START

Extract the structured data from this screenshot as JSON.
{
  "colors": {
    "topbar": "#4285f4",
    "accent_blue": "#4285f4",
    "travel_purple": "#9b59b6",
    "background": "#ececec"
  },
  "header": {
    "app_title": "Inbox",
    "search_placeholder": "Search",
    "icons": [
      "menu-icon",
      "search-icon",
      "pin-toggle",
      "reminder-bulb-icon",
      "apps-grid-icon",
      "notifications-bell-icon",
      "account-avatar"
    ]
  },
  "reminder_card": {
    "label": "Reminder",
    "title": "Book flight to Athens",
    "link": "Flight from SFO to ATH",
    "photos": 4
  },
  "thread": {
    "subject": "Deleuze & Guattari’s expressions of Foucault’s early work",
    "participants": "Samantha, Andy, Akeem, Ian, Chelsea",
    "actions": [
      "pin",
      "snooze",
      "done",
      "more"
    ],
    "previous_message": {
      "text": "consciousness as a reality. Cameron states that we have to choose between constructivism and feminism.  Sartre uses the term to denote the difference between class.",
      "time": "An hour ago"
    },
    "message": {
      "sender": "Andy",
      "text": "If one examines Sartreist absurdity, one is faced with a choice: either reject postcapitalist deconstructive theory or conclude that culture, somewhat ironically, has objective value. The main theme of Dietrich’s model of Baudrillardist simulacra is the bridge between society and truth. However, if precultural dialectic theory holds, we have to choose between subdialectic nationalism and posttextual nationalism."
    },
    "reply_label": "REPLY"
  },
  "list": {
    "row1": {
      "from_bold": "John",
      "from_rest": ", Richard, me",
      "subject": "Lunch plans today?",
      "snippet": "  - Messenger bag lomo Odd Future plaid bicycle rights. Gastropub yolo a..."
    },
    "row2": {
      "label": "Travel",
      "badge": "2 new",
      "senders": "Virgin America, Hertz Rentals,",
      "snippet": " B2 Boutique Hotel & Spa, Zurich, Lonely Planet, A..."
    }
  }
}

END

PROMPT:
Reproduce every record above exactly as it appears.

EXERCISE ANSWER:
Extract the structured data from this screenshot as JSON.
{
  "colors": {
    "topbar": "#4285f4",
    "accent_blue": "#4285f4",
    "travel_purple": "#9b59b6",
    "background": "#ececec"
  },
  "header": {
    "app_title": "Inbox",
    "search_placeholder": "Search",
    "icons": [
      "menu-icon",
      "search-icon",
      "pin-toggle",
      "reminder-bulb-icon",
      "apps-grid-icon",
      "notifications-bell-icon",
      "account-avatar"
    ]
  },
  "reminder_card": {
    "label": "Reminder",
    "title": "Book flight to Athens",
    "link": "Flight from SFO to ATH",
    "photos": 4
  },
  "thread": {
    "subject": "Deleuze & Guattari’s expressions of Foucault’s early work",
    "participants": "Samantha, Andy, Akeem, Ian, Chelsea",
    "actions": [
      "pin",
      "snooze",
      "done",
      "more"
    ],
    "previous_message": {
      "text": "consciousness as a reality. Cameron states that we have to choose between constructivism and feminism.  Sartre uses the term to denote the difference between class.",
      "time": "An hour ago"
    },
    "message": {
      "sender": "Andy",
      "text": "If one examines Sartreist absurdity, one is faced with a choice: either reject postcapitalist deconstructive theory or conclude that culture, somewhat ironically, has objective value. The main theme of Dietrich’s model of Baudrillardist simulacra is the bridge between society and truth. However, if precultural dialectic theory holds, we have to choose between subdialectic nationalism and posttextual nationalism."
    },
    "reply_label": "REPLY"
  },
  "list": {
    "row1": {
      "from_bold": "John",
      "from_rest": ", Richard, me",
      "subject": "Lunch plans today?",
      "snippet": "  - Messenger bag lomo Odd Future plaid bicycle rights. Gastropub yolo a..."
    },
    "row2": {
      "label": "Travel",
      "badge": "2 new",
      "senders": "Virgin America, Hertz Rentals,",
      "snippet": " B2 Boutique Hotel & Spa, Zurich, Lonely Planet, A..."
    }
  }
}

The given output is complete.